Data for this task →
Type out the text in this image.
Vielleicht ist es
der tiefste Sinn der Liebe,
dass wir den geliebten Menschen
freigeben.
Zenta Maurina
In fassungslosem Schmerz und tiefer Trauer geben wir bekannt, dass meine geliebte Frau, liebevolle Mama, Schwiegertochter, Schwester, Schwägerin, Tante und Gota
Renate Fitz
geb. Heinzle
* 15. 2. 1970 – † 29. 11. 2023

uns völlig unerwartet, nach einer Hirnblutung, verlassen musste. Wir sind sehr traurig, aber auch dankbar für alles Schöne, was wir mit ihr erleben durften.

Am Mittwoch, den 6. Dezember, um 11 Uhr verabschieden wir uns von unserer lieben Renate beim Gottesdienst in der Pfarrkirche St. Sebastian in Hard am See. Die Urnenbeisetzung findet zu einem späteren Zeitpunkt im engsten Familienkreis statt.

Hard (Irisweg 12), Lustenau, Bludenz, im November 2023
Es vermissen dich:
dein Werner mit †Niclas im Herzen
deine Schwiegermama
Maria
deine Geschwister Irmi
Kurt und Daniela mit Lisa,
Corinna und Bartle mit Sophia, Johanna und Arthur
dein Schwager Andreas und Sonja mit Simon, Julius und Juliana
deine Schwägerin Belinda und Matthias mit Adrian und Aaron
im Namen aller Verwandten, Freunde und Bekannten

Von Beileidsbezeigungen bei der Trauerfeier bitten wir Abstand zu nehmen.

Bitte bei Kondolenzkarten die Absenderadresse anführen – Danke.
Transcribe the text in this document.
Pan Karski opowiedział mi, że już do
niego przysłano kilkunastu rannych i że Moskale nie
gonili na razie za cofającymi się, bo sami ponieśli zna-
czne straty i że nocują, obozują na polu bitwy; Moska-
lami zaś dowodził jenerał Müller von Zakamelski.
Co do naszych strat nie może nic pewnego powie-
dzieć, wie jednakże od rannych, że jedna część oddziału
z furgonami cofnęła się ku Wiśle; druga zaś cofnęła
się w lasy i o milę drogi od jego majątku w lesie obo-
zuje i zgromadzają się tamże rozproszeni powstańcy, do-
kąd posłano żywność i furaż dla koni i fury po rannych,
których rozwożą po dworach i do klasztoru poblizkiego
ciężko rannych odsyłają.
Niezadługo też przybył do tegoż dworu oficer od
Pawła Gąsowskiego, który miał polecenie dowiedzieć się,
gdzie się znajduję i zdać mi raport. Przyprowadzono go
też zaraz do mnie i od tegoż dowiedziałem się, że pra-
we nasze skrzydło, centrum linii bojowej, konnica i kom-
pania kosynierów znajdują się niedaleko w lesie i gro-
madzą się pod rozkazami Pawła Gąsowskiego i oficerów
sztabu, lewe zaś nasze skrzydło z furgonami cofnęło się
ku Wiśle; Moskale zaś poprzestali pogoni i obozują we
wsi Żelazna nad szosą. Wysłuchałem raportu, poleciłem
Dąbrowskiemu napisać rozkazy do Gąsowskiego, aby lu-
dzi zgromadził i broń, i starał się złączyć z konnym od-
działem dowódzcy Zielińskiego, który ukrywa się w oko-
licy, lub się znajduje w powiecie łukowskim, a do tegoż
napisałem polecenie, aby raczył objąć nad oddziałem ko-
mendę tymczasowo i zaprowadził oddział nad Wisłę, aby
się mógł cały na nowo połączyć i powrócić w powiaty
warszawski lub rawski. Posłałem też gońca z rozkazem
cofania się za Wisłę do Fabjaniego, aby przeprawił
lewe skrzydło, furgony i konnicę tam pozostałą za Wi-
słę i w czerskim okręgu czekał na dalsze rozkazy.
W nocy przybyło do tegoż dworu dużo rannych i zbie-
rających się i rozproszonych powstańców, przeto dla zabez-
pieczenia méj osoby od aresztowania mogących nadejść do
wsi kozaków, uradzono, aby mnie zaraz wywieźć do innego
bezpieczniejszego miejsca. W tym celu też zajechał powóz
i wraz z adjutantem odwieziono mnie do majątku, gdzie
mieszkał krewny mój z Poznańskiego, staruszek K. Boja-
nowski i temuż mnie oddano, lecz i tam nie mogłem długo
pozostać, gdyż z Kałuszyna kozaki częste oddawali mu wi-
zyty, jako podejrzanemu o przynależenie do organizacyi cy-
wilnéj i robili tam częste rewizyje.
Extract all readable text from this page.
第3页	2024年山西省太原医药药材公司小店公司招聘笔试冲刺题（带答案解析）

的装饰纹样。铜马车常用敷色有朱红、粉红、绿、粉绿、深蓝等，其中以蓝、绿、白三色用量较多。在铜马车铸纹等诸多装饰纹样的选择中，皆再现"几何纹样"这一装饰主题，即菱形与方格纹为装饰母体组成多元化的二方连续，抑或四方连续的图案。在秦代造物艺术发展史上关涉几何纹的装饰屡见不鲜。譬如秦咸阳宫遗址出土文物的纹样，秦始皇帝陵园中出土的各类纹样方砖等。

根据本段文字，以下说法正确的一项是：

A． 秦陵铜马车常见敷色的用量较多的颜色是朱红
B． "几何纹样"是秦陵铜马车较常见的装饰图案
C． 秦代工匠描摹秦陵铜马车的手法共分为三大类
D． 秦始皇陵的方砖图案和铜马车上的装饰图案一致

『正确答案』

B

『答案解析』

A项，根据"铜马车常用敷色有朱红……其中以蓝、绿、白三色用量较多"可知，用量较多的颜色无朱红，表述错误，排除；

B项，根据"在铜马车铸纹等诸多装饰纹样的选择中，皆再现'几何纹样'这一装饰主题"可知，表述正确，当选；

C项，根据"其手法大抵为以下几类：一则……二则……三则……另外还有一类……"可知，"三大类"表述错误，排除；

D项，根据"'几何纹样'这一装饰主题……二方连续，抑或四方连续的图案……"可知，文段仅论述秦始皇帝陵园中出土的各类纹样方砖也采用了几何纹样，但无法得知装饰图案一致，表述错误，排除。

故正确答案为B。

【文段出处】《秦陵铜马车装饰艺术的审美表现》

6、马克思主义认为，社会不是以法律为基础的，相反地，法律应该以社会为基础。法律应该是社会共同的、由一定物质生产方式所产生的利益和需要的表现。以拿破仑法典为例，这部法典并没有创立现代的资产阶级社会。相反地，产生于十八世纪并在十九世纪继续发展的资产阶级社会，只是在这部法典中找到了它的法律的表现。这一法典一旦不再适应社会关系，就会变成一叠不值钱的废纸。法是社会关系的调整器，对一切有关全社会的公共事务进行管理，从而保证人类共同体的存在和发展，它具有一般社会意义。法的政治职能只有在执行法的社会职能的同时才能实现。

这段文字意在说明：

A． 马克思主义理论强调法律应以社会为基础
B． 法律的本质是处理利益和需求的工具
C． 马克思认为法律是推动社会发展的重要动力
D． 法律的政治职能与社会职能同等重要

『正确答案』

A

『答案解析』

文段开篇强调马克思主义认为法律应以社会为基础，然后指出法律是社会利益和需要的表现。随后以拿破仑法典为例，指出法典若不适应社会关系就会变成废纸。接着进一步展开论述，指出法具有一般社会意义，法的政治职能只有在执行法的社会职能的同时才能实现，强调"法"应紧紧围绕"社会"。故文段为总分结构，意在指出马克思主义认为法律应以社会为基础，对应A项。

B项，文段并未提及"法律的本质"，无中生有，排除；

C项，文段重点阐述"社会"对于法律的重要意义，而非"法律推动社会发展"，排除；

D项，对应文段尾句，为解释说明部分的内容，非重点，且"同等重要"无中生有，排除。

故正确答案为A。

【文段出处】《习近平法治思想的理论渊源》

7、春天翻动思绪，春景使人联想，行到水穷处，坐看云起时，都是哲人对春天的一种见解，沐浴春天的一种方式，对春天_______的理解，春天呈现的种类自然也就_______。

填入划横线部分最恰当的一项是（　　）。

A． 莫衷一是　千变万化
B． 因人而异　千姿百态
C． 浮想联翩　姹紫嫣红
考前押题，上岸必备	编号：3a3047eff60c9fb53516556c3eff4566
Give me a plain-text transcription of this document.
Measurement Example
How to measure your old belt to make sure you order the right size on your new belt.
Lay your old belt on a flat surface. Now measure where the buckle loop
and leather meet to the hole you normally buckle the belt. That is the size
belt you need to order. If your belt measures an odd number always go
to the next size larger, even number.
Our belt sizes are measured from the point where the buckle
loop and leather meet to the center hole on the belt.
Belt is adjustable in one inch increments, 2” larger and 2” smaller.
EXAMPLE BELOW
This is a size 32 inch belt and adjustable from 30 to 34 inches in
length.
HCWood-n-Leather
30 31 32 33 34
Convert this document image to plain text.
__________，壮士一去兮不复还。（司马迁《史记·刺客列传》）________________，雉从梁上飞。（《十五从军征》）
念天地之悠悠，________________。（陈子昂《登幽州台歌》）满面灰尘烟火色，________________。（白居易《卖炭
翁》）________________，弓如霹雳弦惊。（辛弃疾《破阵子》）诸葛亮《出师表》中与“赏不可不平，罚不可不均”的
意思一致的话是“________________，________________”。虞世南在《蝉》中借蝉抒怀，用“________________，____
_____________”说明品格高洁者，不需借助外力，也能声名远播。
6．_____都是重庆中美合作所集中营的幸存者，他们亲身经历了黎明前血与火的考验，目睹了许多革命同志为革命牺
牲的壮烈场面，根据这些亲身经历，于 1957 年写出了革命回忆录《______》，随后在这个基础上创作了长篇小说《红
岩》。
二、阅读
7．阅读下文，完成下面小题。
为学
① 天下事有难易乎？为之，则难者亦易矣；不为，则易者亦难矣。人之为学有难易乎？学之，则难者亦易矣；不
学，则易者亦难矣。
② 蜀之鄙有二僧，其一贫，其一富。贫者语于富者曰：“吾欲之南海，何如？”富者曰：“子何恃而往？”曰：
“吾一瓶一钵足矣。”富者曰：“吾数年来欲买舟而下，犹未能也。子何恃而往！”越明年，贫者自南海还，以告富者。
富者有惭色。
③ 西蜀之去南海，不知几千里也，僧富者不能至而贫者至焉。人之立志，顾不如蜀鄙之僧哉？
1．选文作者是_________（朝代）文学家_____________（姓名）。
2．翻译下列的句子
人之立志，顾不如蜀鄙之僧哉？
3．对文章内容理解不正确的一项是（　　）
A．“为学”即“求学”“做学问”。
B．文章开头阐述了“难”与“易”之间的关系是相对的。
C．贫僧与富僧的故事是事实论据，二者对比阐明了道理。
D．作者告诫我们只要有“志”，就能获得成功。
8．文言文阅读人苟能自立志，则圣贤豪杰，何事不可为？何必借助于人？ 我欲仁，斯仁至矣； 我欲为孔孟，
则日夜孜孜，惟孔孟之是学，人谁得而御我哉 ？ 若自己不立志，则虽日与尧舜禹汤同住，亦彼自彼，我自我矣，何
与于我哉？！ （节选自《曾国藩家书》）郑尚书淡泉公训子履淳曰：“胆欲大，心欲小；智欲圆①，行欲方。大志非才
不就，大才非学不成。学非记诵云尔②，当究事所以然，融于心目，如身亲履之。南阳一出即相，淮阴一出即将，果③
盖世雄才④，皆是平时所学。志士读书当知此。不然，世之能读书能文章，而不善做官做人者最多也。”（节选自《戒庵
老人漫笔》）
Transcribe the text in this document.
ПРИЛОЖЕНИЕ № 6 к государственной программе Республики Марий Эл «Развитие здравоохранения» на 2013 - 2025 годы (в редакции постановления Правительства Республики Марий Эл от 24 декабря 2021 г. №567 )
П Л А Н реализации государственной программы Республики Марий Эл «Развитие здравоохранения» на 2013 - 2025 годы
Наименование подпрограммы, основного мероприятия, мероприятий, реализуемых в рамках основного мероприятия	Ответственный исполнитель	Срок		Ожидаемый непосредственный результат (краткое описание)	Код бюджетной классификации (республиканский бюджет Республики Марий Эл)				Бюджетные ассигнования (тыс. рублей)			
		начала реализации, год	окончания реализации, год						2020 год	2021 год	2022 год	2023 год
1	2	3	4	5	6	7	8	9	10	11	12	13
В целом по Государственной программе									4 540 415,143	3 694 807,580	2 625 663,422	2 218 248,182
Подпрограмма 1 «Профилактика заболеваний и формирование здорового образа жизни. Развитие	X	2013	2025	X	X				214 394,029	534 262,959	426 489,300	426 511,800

The problem →
Only lines with the word "则易者亦难矣" should be collected from the material.

Answer for this exercise →
① 天下事有难易乎？为之，则难者亦易矣；不为，则易者亦难矣。人之为学有难易乎？学之，则难者亦易矣；不
学，则易者亦难矣。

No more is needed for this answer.